Return the listing below in full, with every line exactly as it is.

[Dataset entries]
-*-

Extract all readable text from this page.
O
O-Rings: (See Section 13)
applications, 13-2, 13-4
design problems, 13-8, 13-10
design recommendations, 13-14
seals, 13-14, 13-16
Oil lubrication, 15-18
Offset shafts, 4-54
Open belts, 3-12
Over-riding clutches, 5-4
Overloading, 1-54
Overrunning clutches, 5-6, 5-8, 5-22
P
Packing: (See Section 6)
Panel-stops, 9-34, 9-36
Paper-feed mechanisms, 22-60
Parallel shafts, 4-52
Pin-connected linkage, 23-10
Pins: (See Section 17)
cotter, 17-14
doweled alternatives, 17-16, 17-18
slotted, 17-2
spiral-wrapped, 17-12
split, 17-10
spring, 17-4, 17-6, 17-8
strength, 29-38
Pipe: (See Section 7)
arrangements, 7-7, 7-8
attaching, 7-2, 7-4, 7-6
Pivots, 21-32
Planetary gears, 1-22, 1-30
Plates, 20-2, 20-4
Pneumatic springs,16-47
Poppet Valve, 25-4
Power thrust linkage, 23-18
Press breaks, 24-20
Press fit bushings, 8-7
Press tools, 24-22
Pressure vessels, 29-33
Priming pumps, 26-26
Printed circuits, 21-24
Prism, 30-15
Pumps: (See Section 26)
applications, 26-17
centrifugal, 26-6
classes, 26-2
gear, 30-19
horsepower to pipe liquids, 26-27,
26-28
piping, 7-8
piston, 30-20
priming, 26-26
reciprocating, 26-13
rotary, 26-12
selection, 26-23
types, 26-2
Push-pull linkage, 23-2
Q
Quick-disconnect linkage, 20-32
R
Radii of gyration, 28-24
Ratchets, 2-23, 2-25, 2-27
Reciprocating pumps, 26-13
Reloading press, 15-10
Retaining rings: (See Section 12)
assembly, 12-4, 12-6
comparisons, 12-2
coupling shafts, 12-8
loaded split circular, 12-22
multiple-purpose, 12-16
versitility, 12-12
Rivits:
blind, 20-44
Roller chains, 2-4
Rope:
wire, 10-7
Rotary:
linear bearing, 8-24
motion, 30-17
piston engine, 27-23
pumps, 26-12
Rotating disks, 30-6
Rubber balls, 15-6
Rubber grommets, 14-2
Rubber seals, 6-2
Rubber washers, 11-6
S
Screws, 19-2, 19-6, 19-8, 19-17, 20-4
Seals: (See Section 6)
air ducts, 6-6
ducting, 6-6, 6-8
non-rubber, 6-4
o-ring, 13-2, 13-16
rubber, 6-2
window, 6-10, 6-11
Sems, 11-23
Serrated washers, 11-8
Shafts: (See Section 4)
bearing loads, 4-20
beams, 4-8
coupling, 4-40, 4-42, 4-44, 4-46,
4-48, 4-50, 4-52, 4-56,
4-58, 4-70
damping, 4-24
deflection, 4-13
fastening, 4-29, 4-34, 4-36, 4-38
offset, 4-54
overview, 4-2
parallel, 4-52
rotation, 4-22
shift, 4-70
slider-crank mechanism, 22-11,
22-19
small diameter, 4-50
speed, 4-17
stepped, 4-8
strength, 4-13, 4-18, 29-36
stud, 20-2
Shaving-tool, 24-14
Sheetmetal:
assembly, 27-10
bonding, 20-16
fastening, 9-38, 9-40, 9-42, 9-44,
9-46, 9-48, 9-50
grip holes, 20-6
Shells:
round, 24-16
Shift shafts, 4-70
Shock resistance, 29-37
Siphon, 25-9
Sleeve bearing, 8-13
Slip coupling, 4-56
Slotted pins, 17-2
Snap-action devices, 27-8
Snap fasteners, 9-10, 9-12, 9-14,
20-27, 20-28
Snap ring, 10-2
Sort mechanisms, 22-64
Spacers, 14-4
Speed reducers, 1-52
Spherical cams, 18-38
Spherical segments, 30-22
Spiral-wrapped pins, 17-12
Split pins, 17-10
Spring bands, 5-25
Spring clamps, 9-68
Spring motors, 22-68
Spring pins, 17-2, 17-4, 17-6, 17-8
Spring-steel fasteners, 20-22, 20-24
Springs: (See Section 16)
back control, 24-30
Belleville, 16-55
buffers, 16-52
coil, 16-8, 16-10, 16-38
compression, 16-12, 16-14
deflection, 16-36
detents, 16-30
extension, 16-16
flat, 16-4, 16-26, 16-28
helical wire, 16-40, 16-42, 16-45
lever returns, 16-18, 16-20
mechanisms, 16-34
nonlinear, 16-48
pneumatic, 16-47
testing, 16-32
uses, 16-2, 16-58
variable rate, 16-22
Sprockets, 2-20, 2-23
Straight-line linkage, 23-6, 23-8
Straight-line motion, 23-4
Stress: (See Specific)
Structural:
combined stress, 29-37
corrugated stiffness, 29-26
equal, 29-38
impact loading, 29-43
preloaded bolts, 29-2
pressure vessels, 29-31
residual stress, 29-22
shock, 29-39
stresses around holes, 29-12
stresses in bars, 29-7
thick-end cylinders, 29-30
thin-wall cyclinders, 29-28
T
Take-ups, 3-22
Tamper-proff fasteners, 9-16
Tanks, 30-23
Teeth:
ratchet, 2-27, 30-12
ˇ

-*-

Task response:
Extract all readable text from this page.
O
O-Rings: (See Section 13)
applications, 13-2, 13-4
design problems, 13-8, 13-10
design recommendations, 13-14
seals, 13-14, 13-16
Oil lubrication, 15-18
Offset shafts, 4-54
Open belts, 3-12
Over-riding clutches, 5-4
Overloading, 1-54
Overrunning clutches, 5-6, 5-8, 5-22
P
Packing: (See Section 6)
Panel-stops, 9-34, 9-36
Paper-feed mechanisms, 22-60
Parallel shafts, 4-52
Pin-connected linkage, 23-10
Pins: (See Section 17)
cotter, 17-14
doweled alternatives, 17-16, 17-18
slotted, 17-2
spiral-wrapped, 17-12
split, 17-10
spring, 17-4, 17-6, 17-8
strength, 29-38
Pipe: (See Section 7)
arrangements, 7-7, 7-8
attaching, 7-2, 7-4, 7-6
Pivots, 21-32
Planetary gears, 1-22, 1-30
Plates, 20-2, 20-4
Pneumatic springs,16-47
Poppet Valve, 25-4
Power thrust linkage, 23-18
Press breaks, 24-20
Press fit bushings, 8-7
Press tools, 24-22
Pressure vessels, 29-33
Priming pumps, 26-26
Printed circuits, 21-24
Prism, 30-15
Pumps: (See Section 26)
applications, 26-17
centrifugal, 26-6
classes, 26-2
gear, 30-19
horsepower to pipe liquids, 26-27,
26-28
piping, 7-8
piston, 30-20
priming, 26-26
reciprocating, 26-13
rotary, 26-12
selection, 26-23
types, 26-2
Push-pull linkage, 23-2
Q
Quick-disconnect linkage, 20-32
R
Radii of gyration, 28-24
Ratchets, 2-23, 2-25, 2-27
Reciprocating pumps, 26-13
Reloading press, 15-10
Retaining rings: (See Section 12)
assembly, 12-4, 12-6
comparisons, 12-2
coupling shafts, 12-8
loaded split circular, 12-22
multiple-purpose, 12-16
versitility, 12-12
Rivits:
blind, 20-44
Roller chains, 2-4
Rope:
wire, 10-7
Rotary:
linear bearing, 8-24
motion, 30-17
piston engine, 27-23
pumps, 26-12
Rotating disks, 30-6
Rubber balls, 15-6
Rubber grommets, 14-2
Rubber seals, 6-2
Rubber washers, 11-6
S
Screws, 19-2, 19-6, 19-8, 19-17, 20-4
Seals: (See Section 6)
air ducts, 6-6
ducting, 6-6, 6-8
non-rubber, 6-4
o-ring, 13-2, 13-16
rubber, 6-2
window, 6-10, 6-11
Sems, 11-23
Serrated washers, 11-8
Shafts: (See Section 4)
bearing loads, 4-20
beams, 4-8
coupling, 4-40, 4-42, 4-44, 4-46,
4-48, 4-50, 4-52, 4-56,
4-58, 4-70
damping, 4-24
deflection, 4-13
fastening, 4-29, 4-34, 4-36, 4-38
offset, 4-54
overview, 4-2
parallel, 4-52
rotation, 4-22
shift, 4-70
slider-crank mechanism, 22-11,
22-19
small diameter, 4-50
speed, 4-17
stepped, 4-8
strength, 4-13, 4-18, 29-36
stud, 20-2
Shaving-tool, 24-14
Sheetmetal:
assembly, 27-10
bonding, 20-16
fastening, 9-38, 9-40, 9-42, 9-44,
9-46, 9-48, 9-50
grip holes, 20-6
Shells:
round, 24-16
Shift shafts, 4-70
Shock resistance, 29-37
Siphon, 25-9
Sleeve bearing, 8-13
Slip coupling, 4-56
Slotted pins, 17-2
Snap-action devices, 27-8
Snap fasteners, 9-10, 9-12, 9-14,
20-27, 20-28
Snap ring, 10-2
Sort mechanisms, 22-64
Spacers, 14-4
Speed reducers, 1-52
Spherical cams, 18-38
Spherical segments, 30-22
Spiral-wrapped pins, 17-12
Split pins, 17-10
Spring bands, 5-25
Spring clamps, 9-68
Spring motors, 22-68
Spring pins, 17-2, 17-4, 17-6, 17-8
Spring-steel fasteners, 20-22, 20-24
Springs: (See Section 16)
back control, 24-30
Belleville, 16-55
buffers, 16-52
coil, 16-8, 16-10, 16-38
compression, 16-12, 16-14
deflection, 16-36
detents, 16-30
extension, 16-16
flat, 16-4, 16-26, 16-28
helical wire, 16-40, 16-42, 16-45
lever returns, 16-18, 16-20
mechanisms, 16-34
nonlinear, 16-48
pneumatic, 16-47
testing, 16-32
uses, 16-2, 16-58
variable rate, 16-22
Sprockets, 2-20, 2-23
Straight-line linkage, 23-6, 23-8
Straight-line motion, 23-4
Stress: (See Specific)
Structural:
combined stress, 29-37
corrugated stiffness, 29-26
equal, 29-38
impact loading, 29-43
preloaded bolts, 29-2
pressure vessels, 29-31
residual stress, 29-22
shock, 29-39
stresses around holes, 29-12
stresses in bars, 29-7
thick-end cylinders, 29-30
thin-wall cyclinders, 29-28
T
Take-ups, 3-22
Tamper-proff fasteners, 9-16
Tanks, 30-23
Teeth:
ratchet, 2-27, 30-12
ˇ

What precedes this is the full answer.